What you are asked to do | Pick out each line containing the string "scarf" and copy it.

The data |

= = = = = = =

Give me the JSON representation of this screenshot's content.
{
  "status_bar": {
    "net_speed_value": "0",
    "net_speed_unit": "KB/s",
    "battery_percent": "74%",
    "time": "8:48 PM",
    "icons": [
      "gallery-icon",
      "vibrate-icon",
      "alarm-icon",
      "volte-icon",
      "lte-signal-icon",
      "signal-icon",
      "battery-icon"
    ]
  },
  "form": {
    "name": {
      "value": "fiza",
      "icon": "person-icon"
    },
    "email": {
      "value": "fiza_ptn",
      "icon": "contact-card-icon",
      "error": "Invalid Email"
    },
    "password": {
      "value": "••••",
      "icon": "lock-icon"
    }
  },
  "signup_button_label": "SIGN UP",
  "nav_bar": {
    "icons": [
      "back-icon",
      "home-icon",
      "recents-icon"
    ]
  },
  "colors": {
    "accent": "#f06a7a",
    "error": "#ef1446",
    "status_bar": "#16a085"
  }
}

= = = = = = =

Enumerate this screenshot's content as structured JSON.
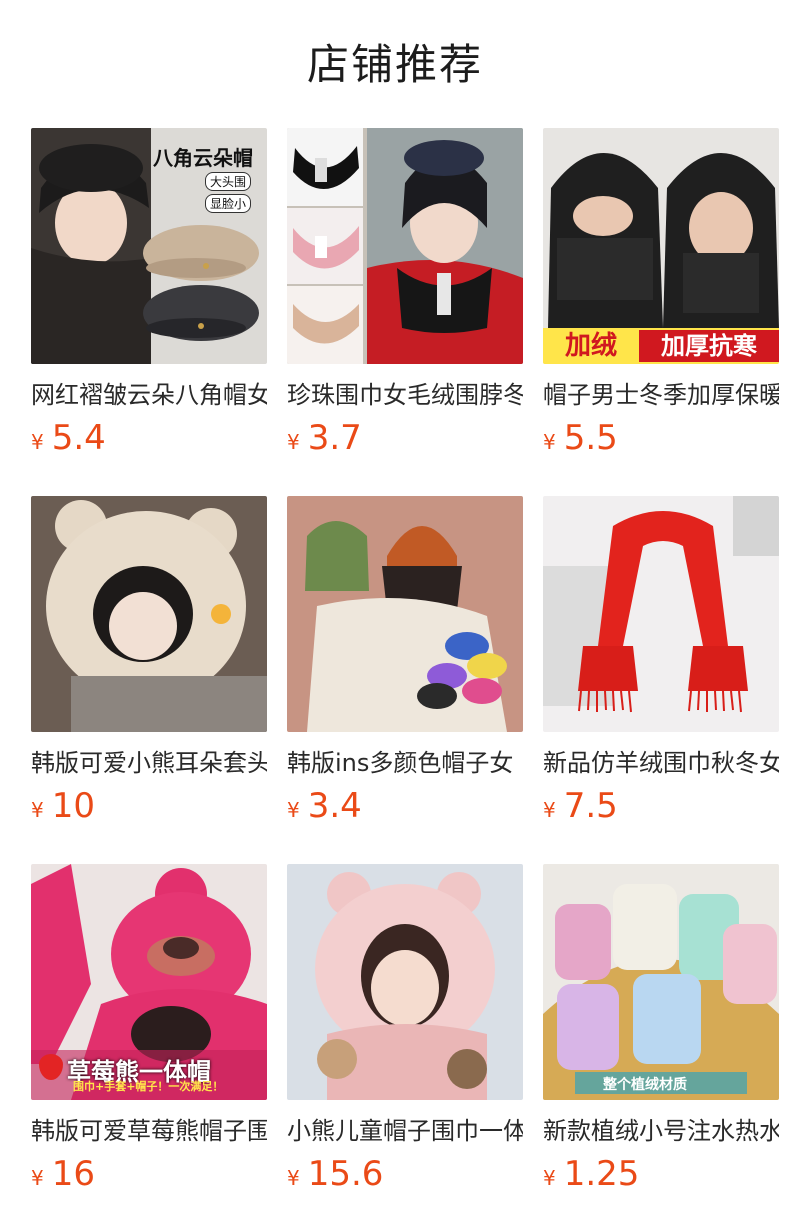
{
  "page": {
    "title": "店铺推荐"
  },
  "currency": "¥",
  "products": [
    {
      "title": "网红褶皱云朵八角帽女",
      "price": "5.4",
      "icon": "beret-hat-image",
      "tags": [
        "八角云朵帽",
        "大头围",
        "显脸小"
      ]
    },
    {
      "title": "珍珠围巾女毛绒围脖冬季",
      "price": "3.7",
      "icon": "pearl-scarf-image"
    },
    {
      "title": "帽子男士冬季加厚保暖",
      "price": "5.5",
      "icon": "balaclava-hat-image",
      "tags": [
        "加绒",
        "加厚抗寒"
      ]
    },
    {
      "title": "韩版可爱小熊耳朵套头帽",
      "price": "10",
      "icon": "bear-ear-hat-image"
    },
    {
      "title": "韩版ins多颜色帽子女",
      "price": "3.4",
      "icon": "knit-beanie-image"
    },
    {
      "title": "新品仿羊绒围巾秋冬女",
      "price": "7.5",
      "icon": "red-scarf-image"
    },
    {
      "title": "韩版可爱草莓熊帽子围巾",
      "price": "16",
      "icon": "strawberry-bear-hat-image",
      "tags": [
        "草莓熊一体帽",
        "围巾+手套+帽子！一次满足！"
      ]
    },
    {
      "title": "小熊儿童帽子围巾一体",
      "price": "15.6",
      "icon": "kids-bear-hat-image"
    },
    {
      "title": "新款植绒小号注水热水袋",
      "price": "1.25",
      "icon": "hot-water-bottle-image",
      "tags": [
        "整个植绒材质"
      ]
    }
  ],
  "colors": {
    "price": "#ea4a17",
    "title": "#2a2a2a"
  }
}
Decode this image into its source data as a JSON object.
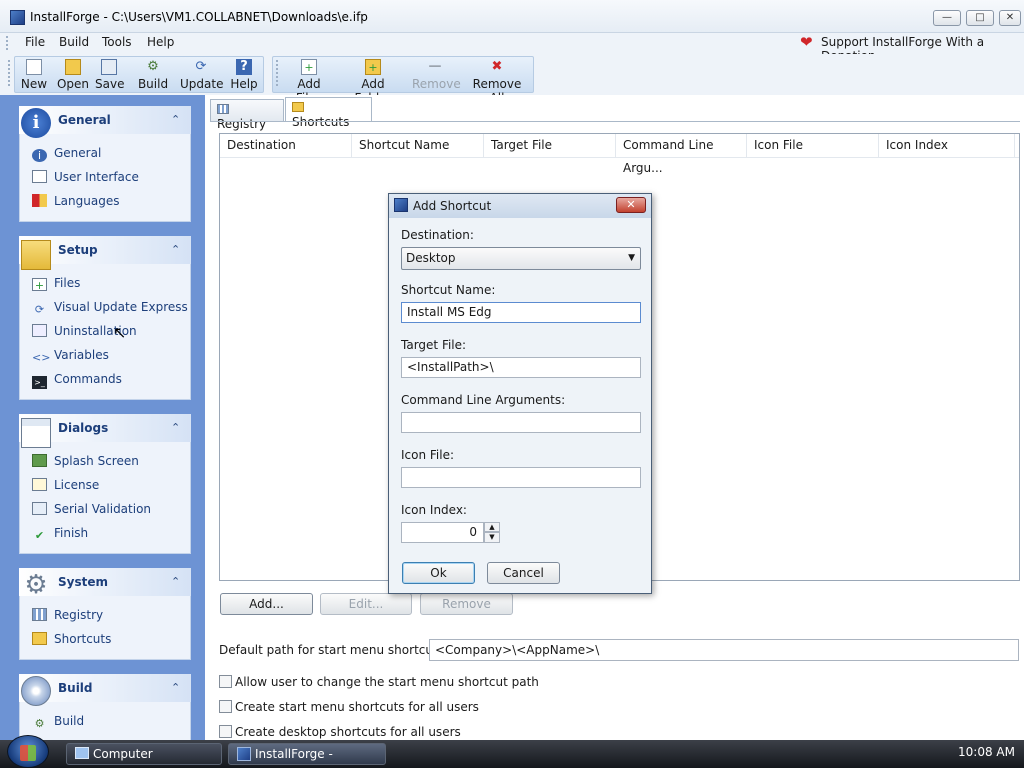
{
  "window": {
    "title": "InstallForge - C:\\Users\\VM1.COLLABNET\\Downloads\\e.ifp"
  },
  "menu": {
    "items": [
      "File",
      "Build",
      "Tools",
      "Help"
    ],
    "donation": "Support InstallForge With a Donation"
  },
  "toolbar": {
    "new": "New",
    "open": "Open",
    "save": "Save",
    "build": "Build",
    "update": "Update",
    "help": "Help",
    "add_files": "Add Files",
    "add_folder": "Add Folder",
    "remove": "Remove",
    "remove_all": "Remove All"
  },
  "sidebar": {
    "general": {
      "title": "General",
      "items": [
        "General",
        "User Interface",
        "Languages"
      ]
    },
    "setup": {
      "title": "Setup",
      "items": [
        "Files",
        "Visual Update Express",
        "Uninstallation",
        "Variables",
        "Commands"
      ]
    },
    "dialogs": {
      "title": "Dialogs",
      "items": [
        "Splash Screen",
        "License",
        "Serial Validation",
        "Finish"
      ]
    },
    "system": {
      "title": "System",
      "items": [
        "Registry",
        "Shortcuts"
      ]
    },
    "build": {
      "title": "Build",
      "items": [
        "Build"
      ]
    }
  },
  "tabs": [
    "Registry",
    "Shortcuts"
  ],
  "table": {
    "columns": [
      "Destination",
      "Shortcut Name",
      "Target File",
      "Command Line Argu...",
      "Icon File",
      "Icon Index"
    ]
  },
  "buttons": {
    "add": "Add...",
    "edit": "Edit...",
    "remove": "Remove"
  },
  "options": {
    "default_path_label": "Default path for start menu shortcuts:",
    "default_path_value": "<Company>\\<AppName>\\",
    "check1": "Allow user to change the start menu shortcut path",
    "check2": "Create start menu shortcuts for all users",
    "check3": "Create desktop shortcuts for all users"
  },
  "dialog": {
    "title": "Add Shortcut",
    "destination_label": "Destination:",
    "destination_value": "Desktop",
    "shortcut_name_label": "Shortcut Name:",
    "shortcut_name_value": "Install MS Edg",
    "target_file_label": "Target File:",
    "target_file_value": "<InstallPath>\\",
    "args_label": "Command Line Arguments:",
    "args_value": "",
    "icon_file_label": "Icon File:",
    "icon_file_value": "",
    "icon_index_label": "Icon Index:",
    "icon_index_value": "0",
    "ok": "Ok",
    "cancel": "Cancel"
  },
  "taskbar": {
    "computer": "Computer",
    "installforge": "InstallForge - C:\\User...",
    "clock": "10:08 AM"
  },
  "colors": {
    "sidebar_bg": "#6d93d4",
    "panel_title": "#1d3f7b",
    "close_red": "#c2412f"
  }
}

= = = = = = =

Reply to the task |
      "icon": "pearl-scarf-image"
      "icon": "red-scarf-image"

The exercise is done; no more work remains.